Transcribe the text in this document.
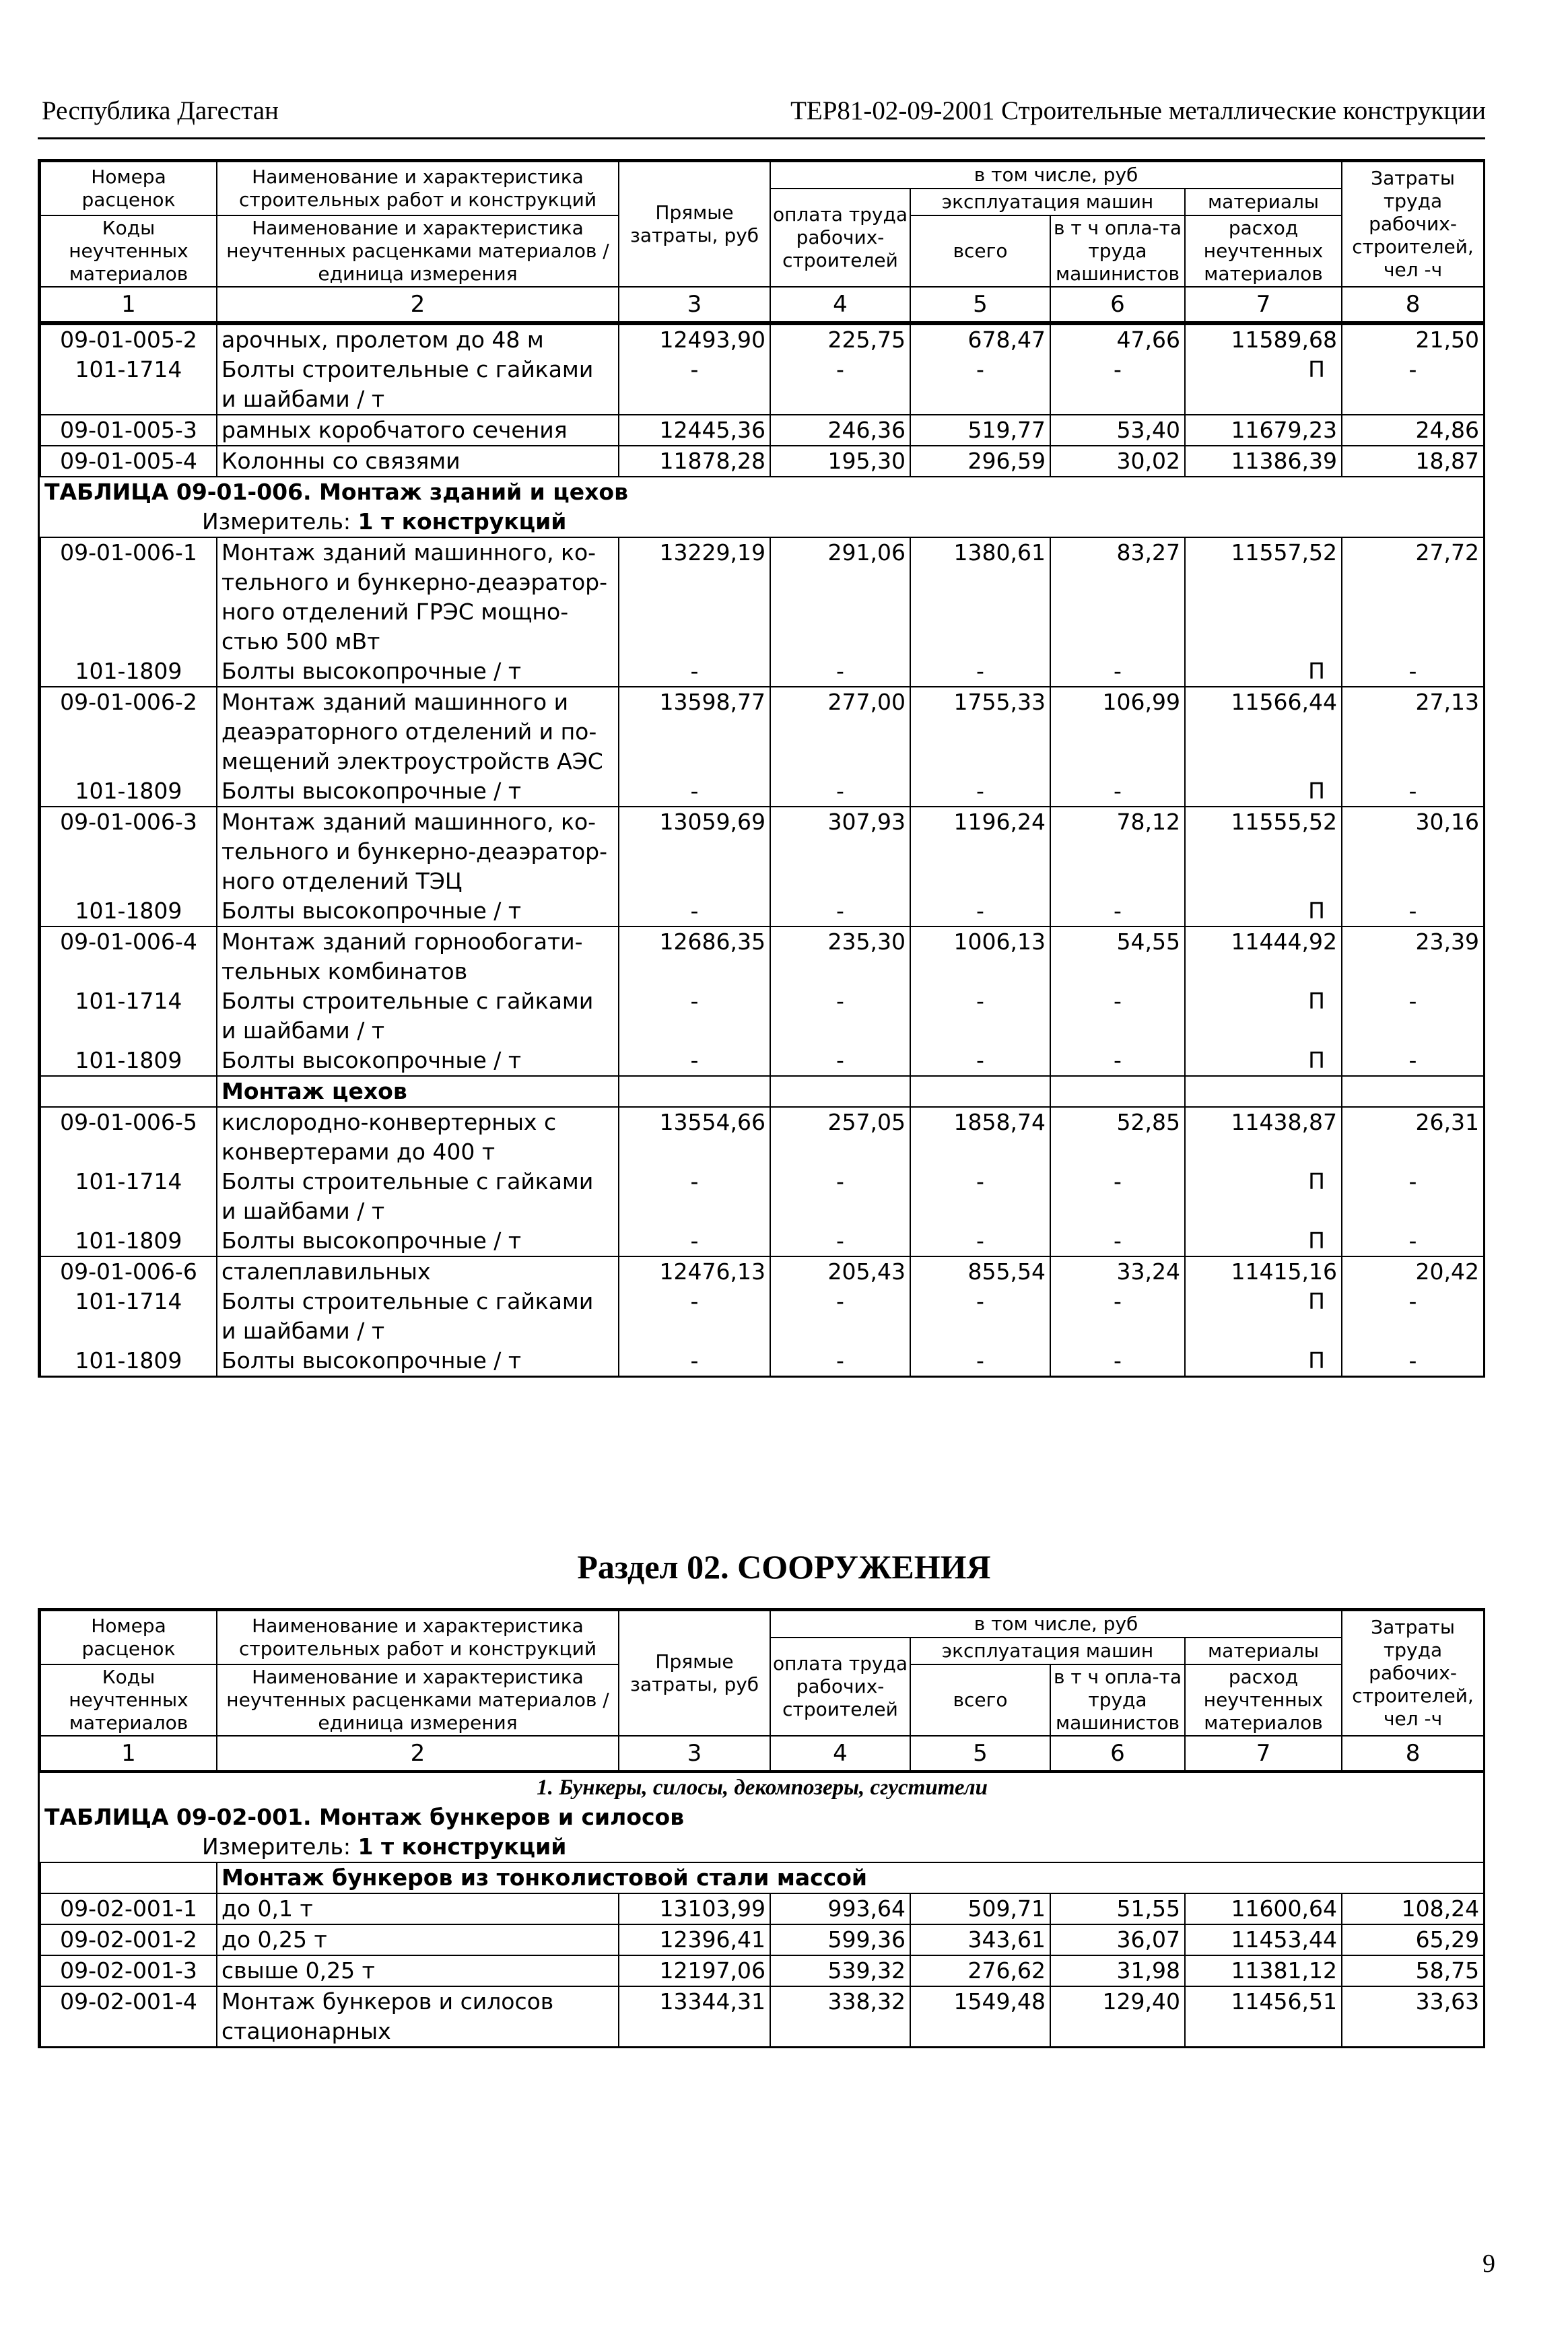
Республика Дагестан	ТЕР81-02-09-2001 Строительные металлические конструкции
Номера расценок	Наименование и характеристика строительных работ и конструкций	Прямые затраты, руб	в том числе, руб				Затраты труда рабочих-строителей, чел -ч
			оплата труда рабочих-строителей	эксплуатация машин		материалы	
Коды неучтенных материалов	Наименование и характеристика неучтенных расценками материалов / единица измерения			всего	в т ч опла-та труда машинистов	расход неучтенных материалов	

1	2	3	4	5	6	7	8
09-01-005-2	арочных, пролетом до 48 м	12493,90	225,75	678,47	47,66	11589,68	21,50
101-1714	Болты строительные с гайками и шайбами / т	-	-	-	-	П	-
09-01-005-3	рамных коробчатого сечения	12445,36	246,36	519,77	53,40	11679,23	24,86
09-01-005-4	Колонны со связями	11878,28	195,30	296,59	30,02	11386,39	18,87
ТАБЛИЦА 09-01-006. Монтаж зданий и цехов							
Измеритель: 1 т конструкций							
09-01-006-1	Монтаж зданий машинного, ко-тельного и бункерно-деаэратор-ного отделений ГРЭС мощно-стью 500 мВт	13229,19	291,06	1380,61	83,27	11557,52	27,72
101-1809	Болты высокопрочные / т	-	-	-	-	П	-
09-01-006-2	Монтаж зданий машинного и деаэраторного отделений и по-мещений электроустройств АЭС	13598,77	277,00	1755,33	106,99	11566,44	27,13
101-1809	Болты высокопрочные / т	-	-	-	-	П	-
09-01-006-3	Монтаж зданий машинного, ко-тельного и бункерно-деаэратор-ного отделений ТЭЦ	13059,69	307,93	1196,24	78,12	11555,52	30,16
101-1809	Болты высокопрочные / т	-	-	-	-	П	-
09-01-006-4	Монтаж зданий горнообогати-тельных комбинатов	12686,35	235,30	1006,13	54,55	11444,92	23,39
101-1714	Болты строительные с гайками и шайбами / т	-	-	-	-	П	-
101-1809	Болты высокопрочные / т	-	-	-	-	П	-
	Монтаж цехов						
09-01-006-5	кислородно-конвертерных с конвертерами до 400 т	13554,66	257,05	1858,74	52,85	11438,87	26,31
101-1714	Болты строительные с гайками и шайбами / т	-	-	-	-	П	-
101-1809	Болты высокопрочные / т	-	-	-	-	П	-
09-01-006-6	сталеплавильных	12476,13	205,43	855,54	33,24	11415,16	20,42
101-1714	Болты строительные с гайками и шайбами / т	-	-	-	-	П	-
101-1809	Болты высокопрочные / т	-	-	-	-	П	-
Раздел 02. СООРУЖЕНИЯ
Номера расценок	Наименование и характеристика строительных работ и конструкций	Прямые затраты, руб	в том числе, руб				Затраты труда рабочих-строителей, чел -ч
			оплата труда рабочих-строителей	эксплуатация машин		материалы	
Коды неучтенных материалов	Наименование и характеристика неучтенных расценками материалов / единица измерения			всего	в т ч опла-та труда машинистов	расход неучтенных материалов	

1	2	3	4	5	6	7	8
1. Бункеры, силосы, декомпозеры, сгустители							
ТАБЛИЦА 09-02-001. Монтаж бункеров и силосов							
Измеритель: 1 т конструкций							
	Монтаж бункеров из тонколистовой стали массой						
09-02-001-1	до 0,1 т	13103,99	993,64	509,71	51,55	11600,64	108,24
09-02-001-2	до 0,25 т	12396,41	599,36	343,61	36,07	11453,44	65,29
09-02-001-3	свыше 0,25 т	12197,06	539,32	276,62	31,98	11381,12	58,75
09-02-001-4	Монтаж бункеров и силосов стационарных	13344,31	338,32	1549,48	129,40	11456,51	33,63
9
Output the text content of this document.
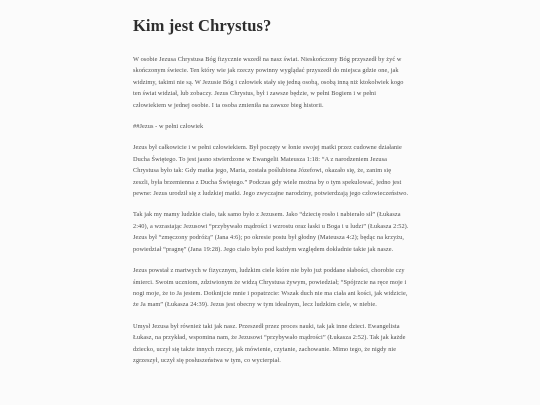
Kim jest Chrystus?

W osobie Jezusa Chrystusa Bóg fizycznie wszedł na nasz świat. Nieskończony Bóg przyszedł by żyć w skończonym świecie. Ten który wie jak rzeczy powinny wyglądać przyszedł do miejsca gdzie one, jak widzimy, takimi nie są. W Jezusie Bóg i człowiek stały się jedną osobą, osobą inną niż ktokolwiek kogo ten świat widział, lub zobaczy. Jezus Chrystus, był i zawsze będzie, w pełni Bogiem i w pełni człowiekiem w jednej osobie. I ta osoba zmieniła na zawsze bieg historii.

##Jezus - w pełni człowiek

Jezus był całkowicie i w pełni człowiekiem. Był poczęty w łonie swojej matki przez cudowne działanie Ducha Świętego. To jest jasno stwierdzone w Ewangelii Mateusza 1:18: “A z narodzeniem Jezusa Chrystusa było tak: Gdy matka jego, Maria, została poślubiona Józefowi, okazało się, że, zanim się zeszli, była brzemienna z Ducha Świętego.” Podczas gdy wiele można by o tym spekulować, jedno jest pewne: Jezus urodził się z ludzkiej matki. Jego zwyczajne narodziny, potwierdzają jego człowieczeństwo.

Tak jak my mamy ludzkie ciało, tak samo było z Jezusem. Jako “dziecię rosło i nabierało sił” (Łukasza 2:40), a wzrastając Jezusowi “przybywało mądrości i wzrostu oraz łaski u Boga i u ludzi” (Łukasza 2:52). Jezus był “zmęczony podróżą” (Jana 4:6); po okresie postu był głodny (Mateusza 4:2); będąc na krzyżu, powiedział “pragnę” (Jana 19:28). Jego ciało było pod każdym względem dokładnie takie jak nasze.

Jezus powstał z martwych w fizycznym, ludzkim ciele które nie było już poddane słabości, chorobie czy śmierci. Swoim uczniom, zdziwionym że widzą Chrystusa żywym, powiedział; “Spójrzcie na ręce moje i nogi moje, że to Ja jestem. Dotknijcie mnie i popatrzcie: Wszak duch nie ma ciała ani kości, jak widzicie, że Ja mam” (Łukasza 24:39). Jezus jest obecny w tym idealnym, lecz ludzkim ciele, w niebie.

Umysł Jezusa był również taki jak nasz. Przeszedł przez proces nauki, tak jak inne dzieci. Ewangelista Łukasz, na przykład, wspomina nam, że Jezusowi “przybywało mądrości” (Łukasza 2:52). Tak jak każde dziecko, uczył się także innych rzeczy, jak mówienie, czytanie, zachowanie. Mimo tego, że nigdy nie zgrzeszył, uczył się posłuszeństwa w tym, co wycierpiał.
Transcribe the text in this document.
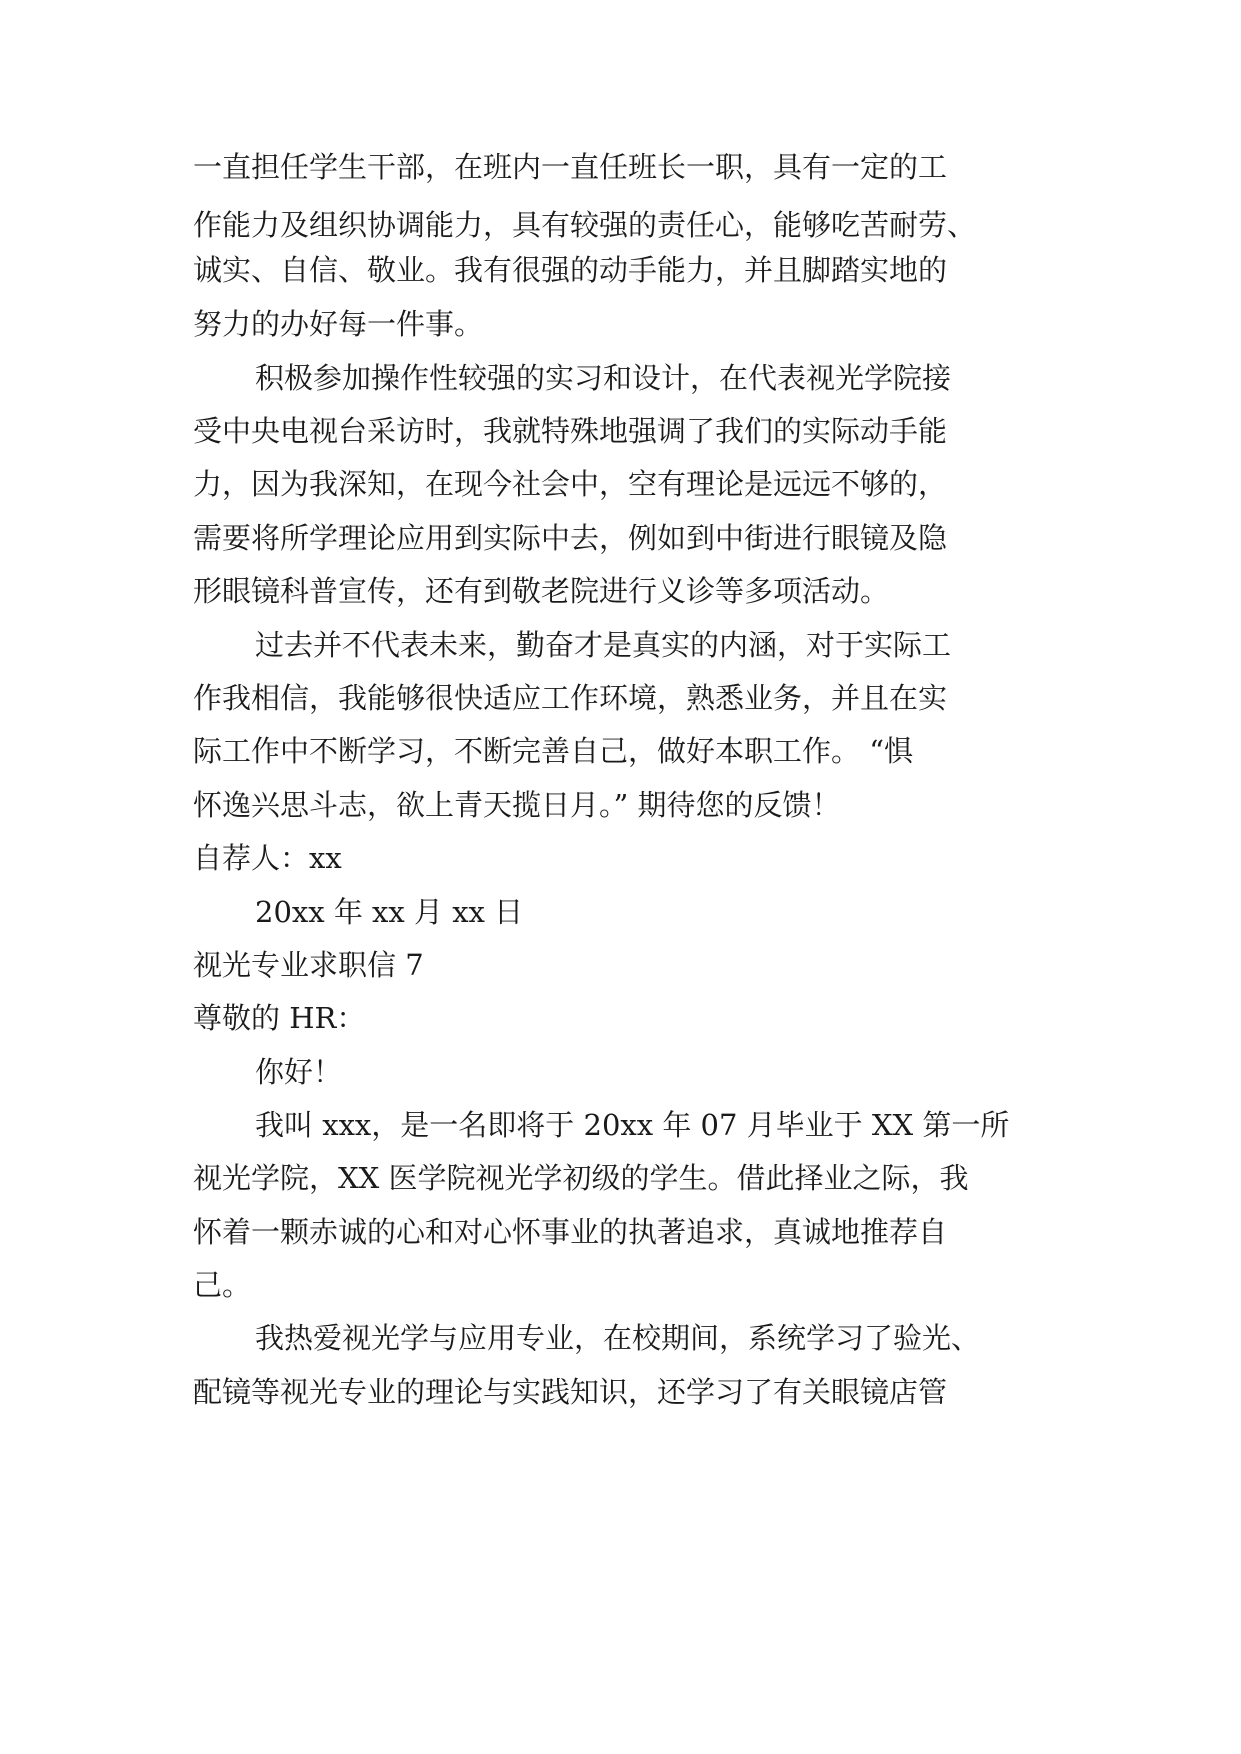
一直担任学生干部，在班内一直任班长一职，具有一定的工
作能力及组织协调能力，具有较强的责任心，能够吃苦耐劳、
诚实、自信、敬业。我有很强的动手能力，并且脚踏实地的
努力的办好每一件事。
积极参加操作性较强的实习和设计，在代表视光学院接
受中央电视台采访时，我就特殊地强调了我们的实际动手能
力，因为我深知，在现今社会中，空有理论是远远不够的，
需要将所学理论应用到实际中去，例如到中街进行眼镜及隐
形眼镜科普宣传，还有到敬老院进行义诊等多项活动。
过去并不代表未来，勤奋才是真实的内涵，对于实际工
作我相信，我能够很快适应工作环境，熟悉业务，并且在实
际工作中不断学习，不断完善自己，做好本职工作。 “惧
怀逸兴思斗志，欲上青天揽日月。” 期待您的反馈！
自荐人：xx
20xx 年 xx 月 xx 日
视光专业求职信 7
尊敬的 HR：
你好！
我叫 xxx，是一名即将于 20xx 年 07 月毕业于 XX 第一所
视光学院，XX 医学院视光学初级的学生。借此择业之际，我
怀着一颗赤诚的心和对心怀事业的执著追求，真诚地推荐自
己。
我热爱视光学与应用专业，在校期间，系统学习了验光、
配镜等视光专业的理论与实践知识，还学习了有关眼镜店管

····················

Filter the records above and return every line that holds the word "цехов".

ТАБЛИЦА 09-01-006. Монтаж зданий и цехов							
	Монтаж цехов						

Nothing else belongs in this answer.